----- RECORDS SHOWN -----

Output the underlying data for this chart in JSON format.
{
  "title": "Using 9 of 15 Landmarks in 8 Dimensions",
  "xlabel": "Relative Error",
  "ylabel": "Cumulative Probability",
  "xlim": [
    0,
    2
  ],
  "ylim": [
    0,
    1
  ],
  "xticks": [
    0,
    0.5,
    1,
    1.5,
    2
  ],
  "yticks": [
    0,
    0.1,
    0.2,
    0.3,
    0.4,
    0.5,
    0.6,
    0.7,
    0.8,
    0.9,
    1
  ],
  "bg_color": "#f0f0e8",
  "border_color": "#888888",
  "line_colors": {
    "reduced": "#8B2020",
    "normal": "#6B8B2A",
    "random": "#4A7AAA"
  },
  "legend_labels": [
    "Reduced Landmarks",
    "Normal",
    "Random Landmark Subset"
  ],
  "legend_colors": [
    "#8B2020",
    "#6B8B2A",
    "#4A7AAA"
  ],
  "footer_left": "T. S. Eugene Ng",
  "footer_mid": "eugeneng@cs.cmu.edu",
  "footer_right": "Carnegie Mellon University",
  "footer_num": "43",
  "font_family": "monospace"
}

-----

Output all of the material exactly as written.

◆ WRITTEN ANSWER ◆
Output the underlying data for this chart in JSON format.
{
  "title": "Using 9 of 15 Landmarks in 8 Dimensions",
  "xlabel": "Relative Error",
  "ylabel": "Cumulative Probability",
  "xlim": [
    0,
    2
  ],
  "ylim": [
    0,
    1
  ],
  "xticks": [
    0,
    0.5,
    1,
    1.5,
    2
  ],
  "yticks": [
    0,
    0.1,
    0.2,
    0.3,
    0.4,
    0.5,
    0.6,
    0.7,
    0.8,
    0.9,
    1
  ],
  "bg_color": "#f0f0e8",
  "border_color": "#888888",
  "line_colors": {
    "reduced": "#8B2020",
    "normal": "#6B8B2A",
    "random": "#4A7AAA"
  },
  "legend_labels": [
    "Reduced Landmarks",
    "Normal",
    "Random Landmark Subset"
  ],
  "legend_colors": [
    "#8B2020",
    "#6B8B2A",
    "#4A7AAA"
  ],
  "footer_left": "T. S. Eugene Ng",
  "footer_mid": "eugeneng@cs.cmu.edu",
  "footer_right": "Carnegie Mellon University",
  "footer_num": "43",
  "font_family": "monospace"
}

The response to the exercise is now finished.